> _Task goal_: Write out all the lines again, precisely as they stand, but without the images.

-------- Data for this task --------

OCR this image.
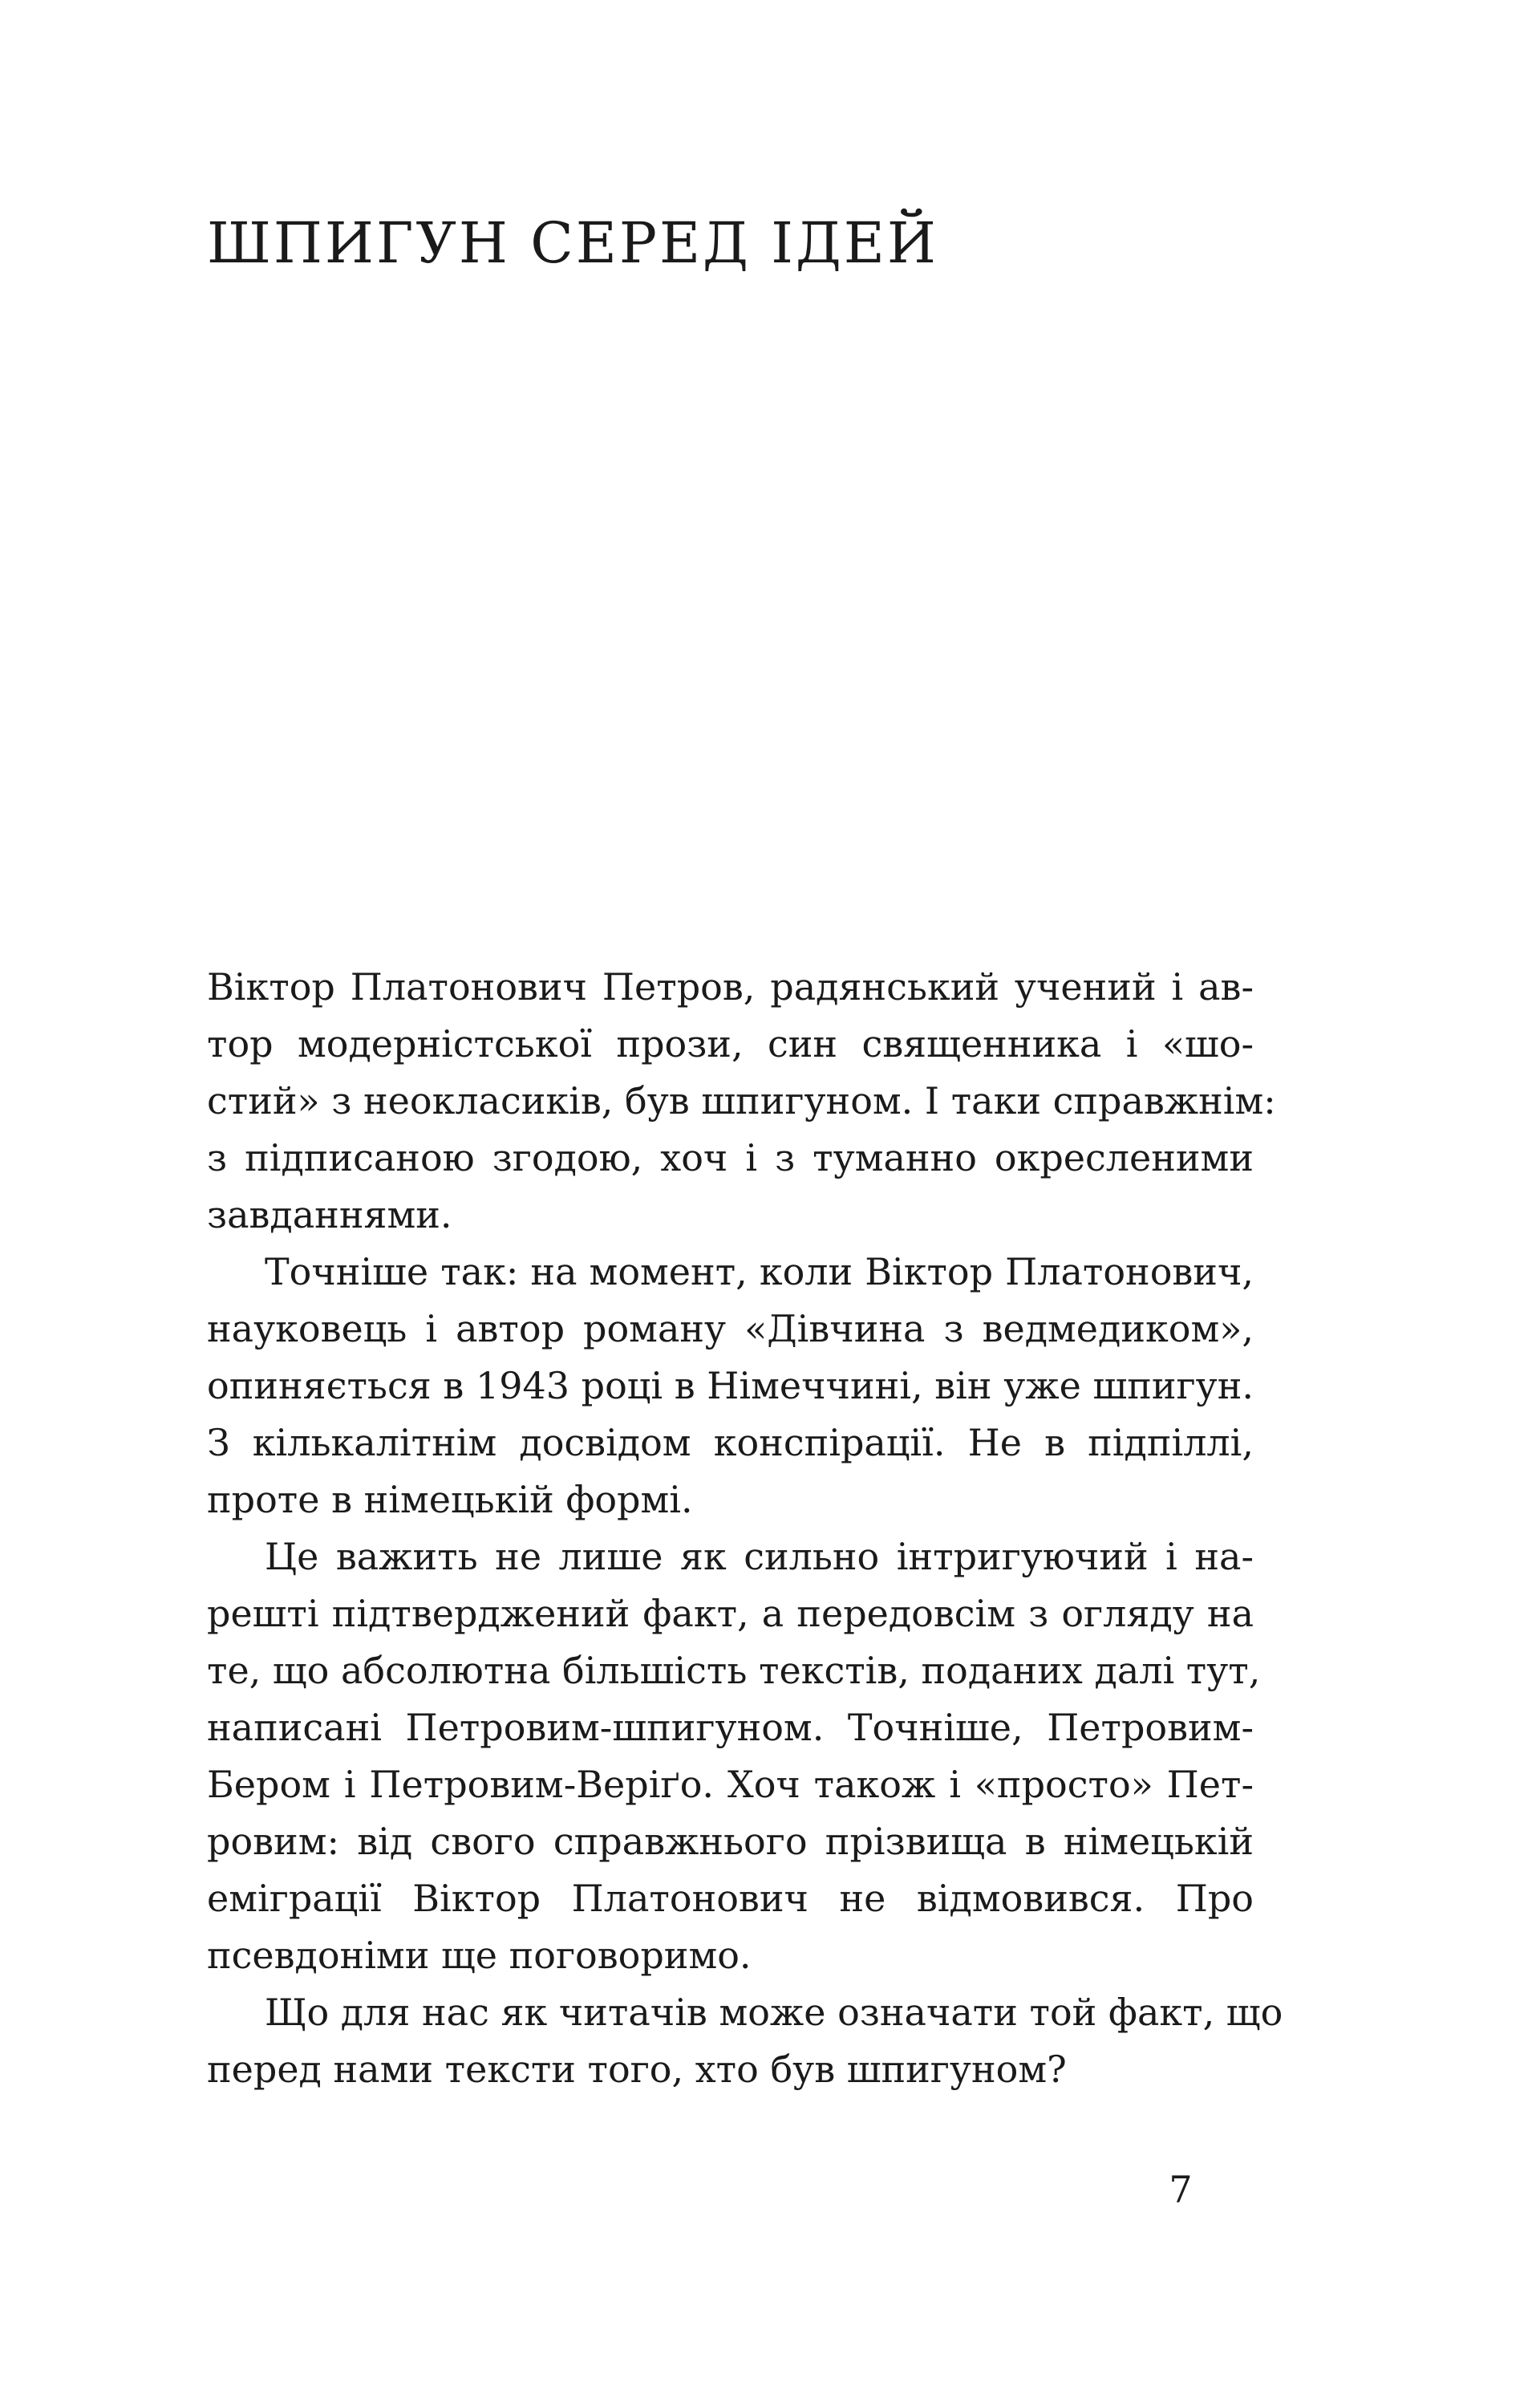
ШПИГУН СЕРЕД ІДЕЙ
Віктор Платонович Петров, радянський учений і ав-
тор модерністської прози, син священника і «шо-
стий» з неокласиків, був шпигуном. І таки справжнім:
з підписаною згодою, хоч і з туманно окресленими
завданнями.
Точніше так: на момент, коли Віктор Платонович,
науковець і автор роману «Дівчина з ведмедиком»,
опиняється в 1943 році в Німеччині, він уже шпигун.
З кількалітнім досвідом конспірації. Не в підпіллі,
проте в німецькій формі.
Це важить не лише як сильно інтригуючий і на-
решті підтверджений факт, а передовсім з огляду на
те, що абсолютна більшість текстів, поданих далі тут,
написані Петровим-шпигуном. Точніше, Петровим-
Бером і Петровим-Веріґо. Хоч також і «просто» Пет-
ровим: від свого справжнього прізвища в німецькій
еміграції Віктор Платонович не відмовився. Про
псевдоніми ще поговоримо.
Що для нас як читачів може означати той факт, що
перед нами тексти того, хто був шпигуном?
7
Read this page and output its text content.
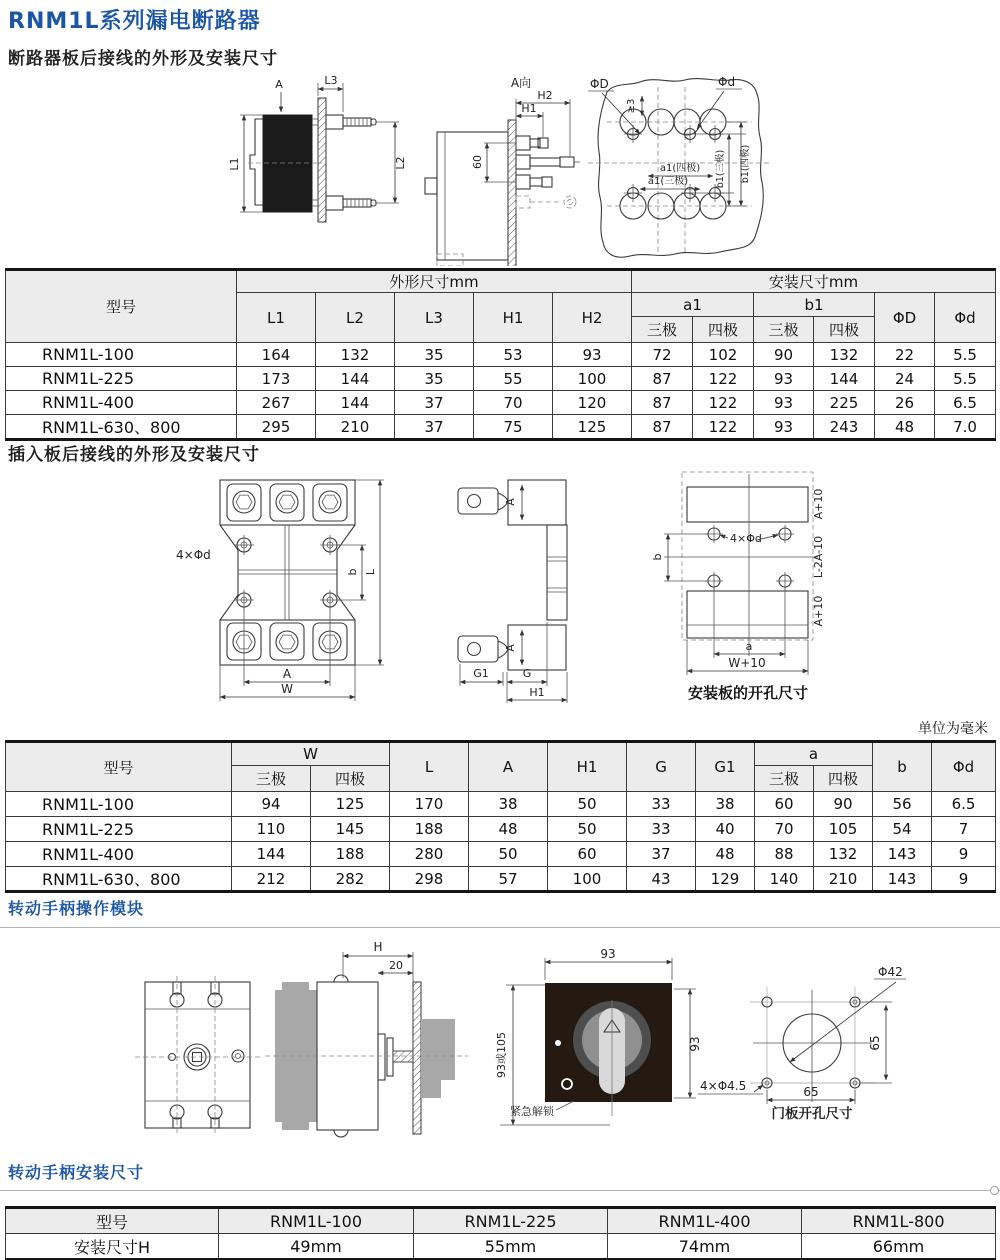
RNM1L系列漏电断路器
断路器板后接线的外形及安装尺寸
A	L3
L1	L2
A向
60
H1
H2
ΦD	Φd
≥3
a1(四极)
a1(三极)	b1(三极) b1(四极)
型号	外形尺寸mm					安装尺寸mm					
	L1	L2	L3	H1	H2	a1		b1		ΦD	Φd
						三极	四极	三极	四极		
RNM1L-100	164	132	35	53	93	72	102	90	132	22	5.5
RNM1L-225	173	144	35	55	100	87	122	93	144	24	5.5
RNM1L-400	267	144	37	70	120	87	122	93	225	26	6.5
RNM1L-630、800	295	210	37	75	125	87	122	93	243	48	7.0
插入板后接线的外形及安装尺寸
4×Φd
b L
A
W
A
A
G1	G
H1
b
4×Φd
A+10
L-2A-10
A+10
a
W+10
安装板的开孔尺寸
单位为毫米
型号	W		L	A	H1	G	G1	a		b	Φd
	三极	四极						三极	四极		
RNM1L-100	94	125	170	38	50	33	38	60	90	56	6.5
RNM1L-225	110	145	188	48	50	33	40	70	105	54	7
RNM1L-400	144	188	280	50	60	37	48	88	132	143	9
RNM1L-630、800	212	282	298	57	100	43	129	140	210	143	9
转动手柄操作模块
H
20
93
93
93或105
紧急解锁
Φ42
65
65
4×Φ4.5
门板开孔尺寸
转动手柄安装尺寸
型号	RNM1L-100	RNM1L-225	RNM1L-400	RNM1L-800
安装尺寸H	49mm	55mm	74mm	66mm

--------

> _Response below_:
OCR this image.
ШПИГУН СЕРЕД ІДЕЙ
Віктор Платонович Петров, радянський учений і ав-
тор модерністської прози, син священника і «шо-
стий» з неокласиків, був шпигуном. І таки справжнім:
з підписаною згодою, хоч і з туманно окресленими
завданнями.
Точніше так: на момент, коли Віктор Платонович,
науковець і автор роману «Дівчина з ведмедиком»,
опиняється в 1943 році в Німеччині, він уже шпигун.
З кількалітнім досвідом конспірації. Не в підпіллі,
проте в німецькій формі.
Це важить не лише як сильно інтригуючий і на-
решті підтверджений факт, а передовсім з огляду на
те, що абсолютна більшість текстів, поданих далі тут,
написані Петровим-шпигуном. Точніше, Петровим-
Бером і Петровим-Веріґо. Хоч також і «просто» Пет-
ровим: від свого справжнього прізвища в німецькій
еміграції Віктор Платонович не відмовився. Про
псевдоніми ще поговоримо.
Що для нас як читачів може означати той факт, що
перед нами тексти того, хто був шпигуном?
7
Read this page and output its text content.
RNM1L系列漏电断路器
断路器板后接线的外形及安装尺寸
A	L3
L1	L2
A向
60
H1
H2
ΦD	Φd
≥3
a1(四极)
a1(三极)	b1(三极) b1(四极)
型号	外形尺寸mm					安装尺寸mm					
	L1	L2	L3	H1	H2	a1		b1		ΦD	Φd
						三极	四极	三极	四极		
RNM1L-100	164	132	35	53	93	72	102	90	132	22	5.5
RNM1L-225	173	144	35	55	100	87	122	93	144	24	5.5
RNM1L-400	267	144	37	70	120	87	122	93	225	26	6.5
RNM1L-630、800	295	210	37	75	125	87	122	93	243	48	7.0
插入板后接线的外形及安装尺寸
4×Φd
b L
A
W
A
A
G1	G
H1
b
4×Φd
A+10
L-2A-10
A+10
a
W+10
安装板的开孔尺寸
单位为毫米
型号	W		L	A	H1	G	G1	a		b	Φd
	三极	四极						三极	四极		
RNM1L-100	94	125	170	38	50	33	38	60	90	56	6.5
RNM1L-225	110	145	188	48	50	33	40	70	105	54	7
RNM1L-400	144	188	280	50	60	37	48	88	132	143	9
RNM1L-630、800	212	282	298	57	100	43	129	140	210	143	9
转动手柄操作模块
H
20
93
93
93或105
紧急解锁
Φ42
65
65
4×Φ4.5
门板开孔尺寸
转动手柄安装尺寸
型号	RNM1L-100	RNM1L-225	RNM1L-400	RNM1L-800
安装尺寸H	49mm	55mm	74mm	66mm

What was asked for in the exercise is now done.